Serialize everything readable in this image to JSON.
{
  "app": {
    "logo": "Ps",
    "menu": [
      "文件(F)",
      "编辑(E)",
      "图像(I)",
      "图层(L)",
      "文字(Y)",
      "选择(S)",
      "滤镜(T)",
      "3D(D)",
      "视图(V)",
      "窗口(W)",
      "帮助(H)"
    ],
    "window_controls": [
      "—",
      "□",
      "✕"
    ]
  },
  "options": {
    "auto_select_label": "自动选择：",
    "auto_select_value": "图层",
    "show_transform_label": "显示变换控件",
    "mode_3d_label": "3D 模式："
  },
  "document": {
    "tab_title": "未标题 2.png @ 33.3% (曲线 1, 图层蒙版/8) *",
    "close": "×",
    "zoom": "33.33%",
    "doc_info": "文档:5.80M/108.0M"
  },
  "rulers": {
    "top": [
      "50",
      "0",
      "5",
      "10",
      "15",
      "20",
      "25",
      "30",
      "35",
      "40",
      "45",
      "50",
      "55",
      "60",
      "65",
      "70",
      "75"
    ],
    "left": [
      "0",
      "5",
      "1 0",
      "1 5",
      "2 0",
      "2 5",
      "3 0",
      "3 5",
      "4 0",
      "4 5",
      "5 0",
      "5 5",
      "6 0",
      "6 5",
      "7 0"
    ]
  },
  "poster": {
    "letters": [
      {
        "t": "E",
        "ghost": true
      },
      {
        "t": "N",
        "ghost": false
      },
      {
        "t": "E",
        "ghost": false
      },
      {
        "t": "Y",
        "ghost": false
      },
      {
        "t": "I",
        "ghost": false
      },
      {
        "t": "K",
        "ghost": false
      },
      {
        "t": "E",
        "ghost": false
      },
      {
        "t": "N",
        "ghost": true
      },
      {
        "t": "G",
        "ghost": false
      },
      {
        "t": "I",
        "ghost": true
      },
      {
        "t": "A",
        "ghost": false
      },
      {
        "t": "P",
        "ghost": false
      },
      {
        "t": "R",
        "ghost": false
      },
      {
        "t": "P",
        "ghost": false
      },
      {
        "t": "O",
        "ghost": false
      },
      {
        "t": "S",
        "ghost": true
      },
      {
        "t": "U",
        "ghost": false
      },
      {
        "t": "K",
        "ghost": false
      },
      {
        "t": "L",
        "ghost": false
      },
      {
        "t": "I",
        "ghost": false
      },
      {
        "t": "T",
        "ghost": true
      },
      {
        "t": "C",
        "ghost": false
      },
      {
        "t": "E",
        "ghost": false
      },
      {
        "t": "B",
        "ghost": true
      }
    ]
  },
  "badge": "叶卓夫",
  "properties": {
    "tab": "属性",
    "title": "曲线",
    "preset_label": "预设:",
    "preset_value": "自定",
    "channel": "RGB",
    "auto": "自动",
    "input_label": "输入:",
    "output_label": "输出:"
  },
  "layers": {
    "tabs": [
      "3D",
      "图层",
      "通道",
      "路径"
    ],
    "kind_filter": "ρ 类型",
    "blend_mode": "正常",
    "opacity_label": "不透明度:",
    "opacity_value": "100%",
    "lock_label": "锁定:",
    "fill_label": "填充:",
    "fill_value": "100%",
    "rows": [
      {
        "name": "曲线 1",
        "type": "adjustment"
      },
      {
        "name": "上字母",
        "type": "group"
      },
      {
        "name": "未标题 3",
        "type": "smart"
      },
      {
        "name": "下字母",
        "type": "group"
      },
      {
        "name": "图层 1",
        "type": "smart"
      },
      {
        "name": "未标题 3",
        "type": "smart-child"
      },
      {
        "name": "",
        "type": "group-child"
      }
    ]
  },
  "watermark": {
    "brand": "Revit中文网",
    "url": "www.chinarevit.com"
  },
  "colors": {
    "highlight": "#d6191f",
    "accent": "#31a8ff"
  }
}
----
EXERCISE OBJECTIVE: Quote the whole listing above, leaving nothing out.

CORRECT RESPONSE:
Serialize everything readable in this image to JSON.
{
  "app": {
    "logo": "Ps",
    "menu": [
      "文件(F)",
      "编辑(E)",
      "图像(I)",
      "图层(L)",
      "文字(Y)",
      "选择(S)",
      "滤镜(T)",
      "3D(D)",
      "视图(V)",
      "窗口(W)",
      "帮助(H)"
    ],
    "window_controls": [
      "—",
      "□",
      "✕"
    ]
  },
  "options": {
    "auto_select_label": "自动选择：",
    "auto_select_value": "图层",
    "show_transform_label": "显示变换控件",
    "mode_3d_label": "3D 模式："
  },
  "document": {
    "tab_title": "未标题 2.png @ 33.3% (曲线 1, 图层蒙版/8) *",
    "close": "×",
    "zoom": "33.33%",
    "doc_info": "文档:5.80M/108.0M"
  },
  "rulers": {
    "top": [
      "50",
      "0",
      "5",
      "10",
      "15",
      "20",
      "25",
      "30",
      "35",
      "40",
      "45",
      "50",
      "55",
      "60",
      "65",
      "70",
      "75"
    ],
    "left": [
      "0",
      "5",
      "1 0",
      "1 5",
      "2 0",
      "2 5",
      "3 0",
      "3 5",
      "4 0",
      "4 5",
      "5 0",
      "5 5",
      "6 0",
      "6 5",
      "7 0"
    ]
  },
  "poster": {
    "letters": [
      {
        "t": "E",
        "ghost": true
      },
      {
        "t": "N",
        "ghost": false
      },
      {
        "t": "E",
        "ghost": false
      },
      {
        "t": "Y",
        "ghost": false
      },
      {
        "t": "I",
        "ghost": false
      },
      {
        "t": "K",
        "ghost": false
      },
      {
        "t": "E",
        "ghost": false
      },
      {
        "t": "N",
        "ghost": true
      },
      {
        "t": "G",
        "ghost": false
      },
      {
        "t": "I",
        "ghost": true
      },
      {
        "t": "A",
        "ghost": false
      },
      {
        "t": "P",
        "ghost": false
      },
      {
        "t": "R",
        "ghost": false
      },
      {
        "t": "P",
        "ghost": false
      },
      {
        "t": "O",
        "ghost": false
      },
      {
        "t": "S",
        "ghost": true
      },
      {
        "t": "U",
        "ghost": false
      },
      {
        "t": "K",
        "ghost": false
      },
      {
        "t": "L",
        "ghost": false
      },
      {
        "t": "I",
        "ghost": false
      },
      {
        "t": "T",
        "ghost": true
      },
      {
        "t": "C",
        "ghost": false
      },
      {
        "t": "E",
        "ghost": false
      },
      {
        "t": "B",
        "ghost": true
      }
    ]
  },
  "badge": "叶卓夫",
  "properties": {
    "tab": "属性",
    "title": "曲线",
    "preset_label": "预设:",
    "preset_value": "自定",
    "channel": "RGB",
    "auto": "自动",
    "input_label": "输入:",
    "output_label": "输出:"
  },
  "layers": {
    "tabs": [
      "3D",
      "图层",
      "通道",
      "路径"
    ],
    "kind_filter": "ρ 类型",
    "blend_mode": "正常",
    "opacity_label": "不透明度:",
    "opacity_value": "100%",
    "lock_label": "锁定:",
    "fill_label": "填充:",
    "fill_value": "100%",
    "rows": [
      {
        "name": "曲线 1",
        "type": "adjustment"
      },
      {
        "name": "上字母",
        "type": "group"
      },
      {
        "name": "未标题 3",
        "type": "smart"
      },
      {
        "name": "下字母",
        "type": "group"
      },
      {
        "name": "图层 1",
        "type": "smart"
      },
      {
        "name": "未标题 3",
        "type": "smart-child"
      },
      {
        "name": "",
        "type": "group-child"
      }
    ]
  },
  "watermark": {
    "brand": "Revit中文网",
    "url": "www.chinarevit.com"
  },
  "colors": {
    "highlight": "#d6191f",
    "accent": "#31a8ff"
  }
}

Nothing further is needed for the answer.